* [Directions] Copy every record below exactly.

---*---

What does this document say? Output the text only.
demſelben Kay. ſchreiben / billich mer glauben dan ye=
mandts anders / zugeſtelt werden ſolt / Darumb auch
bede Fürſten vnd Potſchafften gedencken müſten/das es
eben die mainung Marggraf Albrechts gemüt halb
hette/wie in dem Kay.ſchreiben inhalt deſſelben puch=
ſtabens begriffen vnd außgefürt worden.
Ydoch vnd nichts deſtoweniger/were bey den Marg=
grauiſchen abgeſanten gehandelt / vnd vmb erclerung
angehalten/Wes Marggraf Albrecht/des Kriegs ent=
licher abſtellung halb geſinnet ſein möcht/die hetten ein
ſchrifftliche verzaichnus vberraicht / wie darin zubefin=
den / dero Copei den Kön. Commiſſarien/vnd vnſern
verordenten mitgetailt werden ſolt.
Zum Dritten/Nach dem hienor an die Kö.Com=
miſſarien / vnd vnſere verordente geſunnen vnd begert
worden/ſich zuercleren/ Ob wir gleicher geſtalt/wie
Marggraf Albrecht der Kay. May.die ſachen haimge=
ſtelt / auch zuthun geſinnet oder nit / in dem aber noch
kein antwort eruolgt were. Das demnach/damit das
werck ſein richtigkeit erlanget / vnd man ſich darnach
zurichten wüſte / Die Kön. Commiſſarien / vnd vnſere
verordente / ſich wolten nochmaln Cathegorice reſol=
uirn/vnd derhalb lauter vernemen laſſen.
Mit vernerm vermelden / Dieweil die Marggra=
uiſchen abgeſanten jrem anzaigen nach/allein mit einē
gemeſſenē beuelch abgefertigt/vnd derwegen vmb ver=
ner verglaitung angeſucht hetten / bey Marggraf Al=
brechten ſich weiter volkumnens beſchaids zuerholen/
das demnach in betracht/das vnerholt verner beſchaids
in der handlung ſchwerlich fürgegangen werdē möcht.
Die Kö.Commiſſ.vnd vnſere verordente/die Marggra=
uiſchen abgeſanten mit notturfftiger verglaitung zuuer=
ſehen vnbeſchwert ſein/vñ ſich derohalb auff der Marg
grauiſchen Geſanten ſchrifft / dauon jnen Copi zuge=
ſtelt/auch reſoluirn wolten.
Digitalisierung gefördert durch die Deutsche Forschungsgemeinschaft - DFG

---*---

* [Finished exercise]
What does this document say? Output the text only.
demſelben Kay. ſchreiben / billich mer glauben dan ye=
mandts anders / zugeſtelt werden ſolt / Darumb auch
bede Fürſten vnd Potſchafften gedencken müſten/das es
eben die mainung Marggraf Albrechts gemüt halb
hette/wie in dem Kay.ſchreiben inhalt deſſelben puch=
ſtabens begriffen vnd außgefürt worden.
Ydoch vnd nichts deſtoweniger/were bey den Marg=
grauiſchen abgeſanten gehandelt / vnd vmb erclerung
angehalten/Wes Marggraf Albrecht/des Kriegs ent=
licher abſtellung halb geſinnet ſein möcht/die hetten ein
ſchrifftliche verzaichnus vberraicht / wie darin zubefin=
den / dero Copei den Kön. Commiſſarien/vnd vnſern
verordenten mitgetailt werden ſolt.
Zum Dritten/Nach dem hienor an die Kö.Com=
miſſarien / vnd vnſere verordente geſunnen vnd begert
worden/ſich zuercleren/ Ob wir gleicher geſtalt/wie
Marggraf Albrecht der Kay. May.die ſachen haimge=
ſtelt / auch zuthun geſinnet oder nit / in dem aber noch
kein antwort eruolgt were. Das demnach/damit das
werck ſein richtigkeit erlanget / vnd man ſich darnach
zurichten wüſte / Die Kön. Commiſſarien / vnd vnſere
verordente / ſich wolten nochmaln Cathegorice reſol=
uirn/vnd derhalb lauter vernemen laſſen.
Mit vernerm vermelden / Dieweil die Marggra=
uiſchen abgeſanten jrem anzaigen nach/allein mit einē
gemeſſenē beuelch abgefertigt/vnd derwegen vmb ver=
ner verglaitung angeſucht hetten / bey Marggraf Al=
brechten ſich weiter volkumnens beſchaids zuerholen/
das demnach in betracht/das vnerholt verner beſchaids
in der handlung ſchwerlich fürgegangen werdē möcht.
Die Kö.Commiſſ.vnd vnſere verordente/die Marggra=
uiſchen abgeſanten mit notturfftiger verglaitung zuuer=
ſehen vnbeſchwert ſein/vñ ſich derohalb auff der Marg
grauiſchen Geſanten ſchrifft / dauon jnen Copi zuge=
ſtelt/auch reſoluirn wolten.
Digitalisierung gefördert durch die Deutsche Forschungsgemeinschaft - DFG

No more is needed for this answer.